— Start EXTRACT PROVIDED —
4.2.1 Precedence Generation Schemes

Precedence generation schemes are based on syntactic features of the symbol and the input clause set, like symbol arity or number of occurrences in the formula. At least the following options are supported as argument to --order-precedence-generation:

unary_first:
Sort symbols by arity, with the exception that unary symbols come first. Frequency is used as a tie breaker (rarer symbols are greater).
unary_freq:
Sort symbols by frequency (rarer symbols are bigger), with the exception that unary symbols come first. Yes, this should better be named unary_invfreq for consistency, but is not…
arity:
Sort symbols by arity (symbols with higher arity are larger).
invarity:
Sort symbols by arity (symbols with higher arity are smaller).
const_max:
Sort symbols by arity (symbols with higher arity are larger), but make constants the largest symbols. This is allegedly used by SPASS [Wei01] in some configurations.
const_min:
Sort symbols by arity (symbols with higher arity are smaller), but make constants the smallest symbols. Provided for reasons of symmetry.
freq:
Sort symbols by frequency (frequently occurring symbols are larger). Arity is used as a tie breaker.
— End EXTRACT PROVIDED —
OBJECTIVE
Reproduce word for word the part of the section on precedence generation schemes that begins at the words "4.2.1 Precedence Generation" and stops after the words "symbols are greater).".
— Start SUPPLIED RECORDS —
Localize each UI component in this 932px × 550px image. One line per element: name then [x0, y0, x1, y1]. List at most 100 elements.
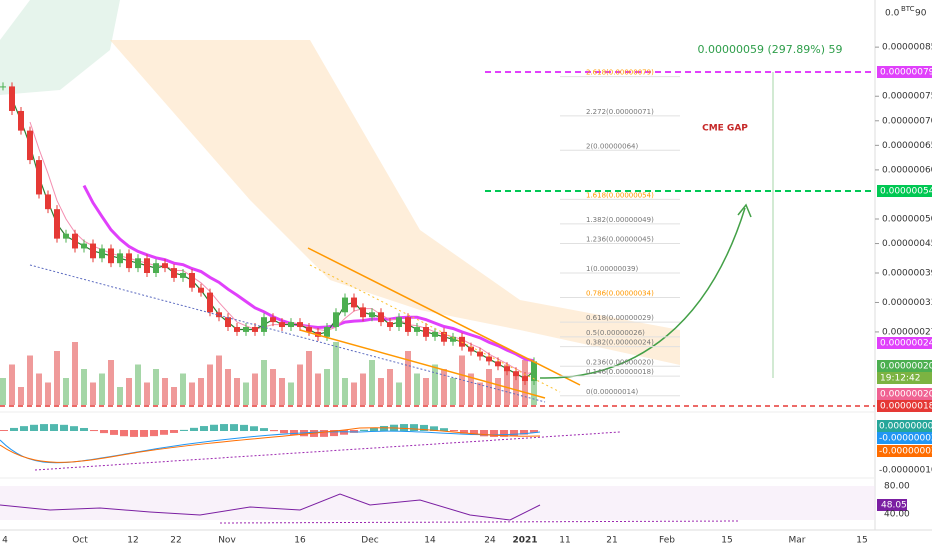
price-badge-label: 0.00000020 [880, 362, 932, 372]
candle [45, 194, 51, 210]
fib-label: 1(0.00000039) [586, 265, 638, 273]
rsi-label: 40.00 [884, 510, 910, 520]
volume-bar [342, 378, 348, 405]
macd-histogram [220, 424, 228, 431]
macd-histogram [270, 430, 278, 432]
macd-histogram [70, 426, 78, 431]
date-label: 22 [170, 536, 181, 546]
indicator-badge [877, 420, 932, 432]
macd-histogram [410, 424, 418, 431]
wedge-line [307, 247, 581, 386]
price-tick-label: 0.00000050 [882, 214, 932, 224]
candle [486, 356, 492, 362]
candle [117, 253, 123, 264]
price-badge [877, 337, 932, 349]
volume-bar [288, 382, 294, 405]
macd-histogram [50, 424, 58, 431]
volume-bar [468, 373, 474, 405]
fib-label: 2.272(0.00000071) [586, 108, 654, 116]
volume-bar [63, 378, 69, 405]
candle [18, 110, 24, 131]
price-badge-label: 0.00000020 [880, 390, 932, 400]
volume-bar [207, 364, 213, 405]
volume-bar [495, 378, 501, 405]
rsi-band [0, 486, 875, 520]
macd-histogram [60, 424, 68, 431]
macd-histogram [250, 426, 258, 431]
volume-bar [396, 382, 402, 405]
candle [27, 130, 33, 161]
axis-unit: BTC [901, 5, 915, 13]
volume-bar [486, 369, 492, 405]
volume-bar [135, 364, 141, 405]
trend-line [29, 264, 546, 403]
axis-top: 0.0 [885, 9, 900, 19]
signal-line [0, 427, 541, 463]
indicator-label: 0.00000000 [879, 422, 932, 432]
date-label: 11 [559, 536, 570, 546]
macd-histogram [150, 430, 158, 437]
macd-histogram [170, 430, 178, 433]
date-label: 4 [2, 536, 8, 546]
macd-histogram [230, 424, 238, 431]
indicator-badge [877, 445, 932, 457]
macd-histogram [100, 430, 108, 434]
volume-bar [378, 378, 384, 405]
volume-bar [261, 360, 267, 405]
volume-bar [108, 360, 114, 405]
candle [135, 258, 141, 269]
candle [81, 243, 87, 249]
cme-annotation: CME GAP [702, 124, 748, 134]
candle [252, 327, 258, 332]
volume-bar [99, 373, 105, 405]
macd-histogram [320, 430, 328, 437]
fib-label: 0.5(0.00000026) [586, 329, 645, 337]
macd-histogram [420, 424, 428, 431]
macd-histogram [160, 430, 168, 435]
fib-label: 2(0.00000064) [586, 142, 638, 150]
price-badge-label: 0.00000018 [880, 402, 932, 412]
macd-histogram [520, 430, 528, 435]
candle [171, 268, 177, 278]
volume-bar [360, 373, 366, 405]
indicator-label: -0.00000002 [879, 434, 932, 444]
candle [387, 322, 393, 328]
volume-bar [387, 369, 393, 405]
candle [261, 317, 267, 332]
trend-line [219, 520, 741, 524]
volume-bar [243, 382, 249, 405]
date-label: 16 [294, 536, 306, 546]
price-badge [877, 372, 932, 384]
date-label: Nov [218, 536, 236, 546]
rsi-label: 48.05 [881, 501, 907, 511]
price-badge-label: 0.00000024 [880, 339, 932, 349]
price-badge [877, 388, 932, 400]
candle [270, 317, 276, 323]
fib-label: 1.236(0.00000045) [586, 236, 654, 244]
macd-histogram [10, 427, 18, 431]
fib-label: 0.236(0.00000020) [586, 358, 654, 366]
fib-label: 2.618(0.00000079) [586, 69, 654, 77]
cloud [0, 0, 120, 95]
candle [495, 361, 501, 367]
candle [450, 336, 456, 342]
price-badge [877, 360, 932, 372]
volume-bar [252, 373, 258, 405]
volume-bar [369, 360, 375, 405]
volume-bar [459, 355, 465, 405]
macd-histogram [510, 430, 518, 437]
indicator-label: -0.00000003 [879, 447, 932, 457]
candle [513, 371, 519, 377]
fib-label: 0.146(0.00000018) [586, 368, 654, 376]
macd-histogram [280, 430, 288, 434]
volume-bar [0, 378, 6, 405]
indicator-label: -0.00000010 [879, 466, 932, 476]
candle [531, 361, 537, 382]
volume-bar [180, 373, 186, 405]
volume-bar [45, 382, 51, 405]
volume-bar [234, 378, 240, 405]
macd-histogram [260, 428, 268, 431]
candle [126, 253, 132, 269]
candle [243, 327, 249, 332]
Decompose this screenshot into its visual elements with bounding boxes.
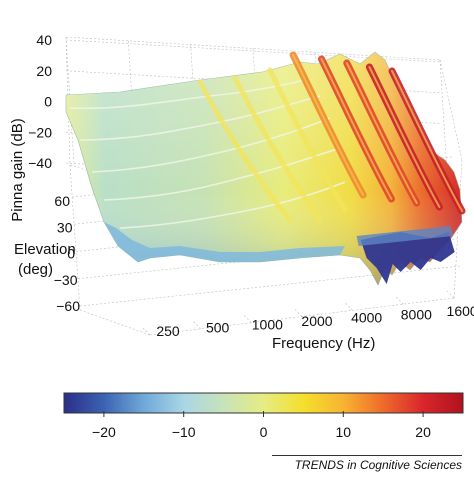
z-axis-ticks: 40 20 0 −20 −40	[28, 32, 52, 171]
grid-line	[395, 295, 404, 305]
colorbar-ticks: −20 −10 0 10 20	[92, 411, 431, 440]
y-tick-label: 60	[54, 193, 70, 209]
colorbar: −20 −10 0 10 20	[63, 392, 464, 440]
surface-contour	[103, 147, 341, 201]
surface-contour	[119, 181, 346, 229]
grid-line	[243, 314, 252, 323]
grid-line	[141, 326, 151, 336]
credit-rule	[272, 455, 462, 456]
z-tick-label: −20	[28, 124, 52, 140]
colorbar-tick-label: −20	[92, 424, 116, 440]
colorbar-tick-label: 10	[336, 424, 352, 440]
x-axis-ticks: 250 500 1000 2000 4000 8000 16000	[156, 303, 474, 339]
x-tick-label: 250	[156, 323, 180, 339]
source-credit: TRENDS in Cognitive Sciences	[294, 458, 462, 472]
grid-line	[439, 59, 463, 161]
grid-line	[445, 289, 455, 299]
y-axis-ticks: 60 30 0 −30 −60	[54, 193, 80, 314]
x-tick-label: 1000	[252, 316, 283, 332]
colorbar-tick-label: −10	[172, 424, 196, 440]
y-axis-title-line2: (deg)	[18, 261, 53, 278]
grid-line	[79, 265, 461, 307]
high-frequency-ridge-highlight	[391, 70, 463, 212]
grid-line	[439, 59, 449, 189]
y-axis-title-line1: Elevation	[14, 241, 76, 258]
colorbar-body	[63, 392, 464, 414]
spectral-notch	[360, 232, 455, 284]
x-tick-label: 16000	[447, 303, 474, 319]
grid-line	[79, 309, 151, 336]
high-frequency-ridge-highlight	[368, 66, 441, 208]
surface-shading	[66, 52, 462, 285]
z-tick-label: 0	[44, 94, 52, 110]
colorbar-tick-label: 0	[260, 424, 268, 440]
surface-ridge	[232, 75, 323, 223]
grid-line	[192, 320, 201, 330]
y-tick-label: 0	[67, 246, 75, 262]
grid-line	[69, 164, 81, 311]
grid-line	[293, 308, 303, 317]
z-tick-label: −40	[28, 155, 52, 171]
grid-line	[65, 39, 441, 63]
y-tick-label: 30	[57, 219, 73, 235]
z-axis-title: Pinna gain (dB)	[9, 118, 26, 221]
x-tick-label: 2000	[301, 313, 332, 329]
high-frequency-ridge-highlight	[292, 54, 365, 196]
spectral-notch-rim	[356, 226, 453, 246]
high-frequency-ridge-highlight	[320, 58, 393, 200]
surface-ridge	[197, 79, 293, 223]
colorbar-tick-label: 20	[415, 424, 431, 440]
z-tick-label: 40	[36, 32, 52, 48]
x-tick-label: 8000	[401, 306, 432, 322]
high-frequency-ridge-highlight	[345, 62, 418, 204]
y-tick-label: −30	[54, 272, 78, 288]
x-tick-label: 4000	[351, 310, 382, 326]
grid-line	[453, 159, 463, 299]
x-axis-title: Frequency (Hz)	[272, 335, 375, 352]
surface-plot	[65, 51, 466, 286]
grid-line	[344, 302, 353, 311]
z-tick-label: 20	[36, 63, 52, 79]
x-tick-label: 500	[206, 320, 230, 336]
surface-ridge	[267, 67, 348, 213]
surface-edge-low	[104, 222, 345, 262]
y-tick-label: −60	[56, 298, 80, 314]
— End SUPPLIED RECORDS —
CORRECT RESULT
4.2.1 Precedence Generation Schemes

Precedence generation schemes are based on syntactic features of the symbol and the input clause set, like symbol arity or number of occurrences in the formula. At least the following options are supported as argument to --order-precedence-generation:

unary_first:
Sort symbols by arity, with the exception that unary symbols come first. Frequency is used as a tie breaker (rarer symbols are greater).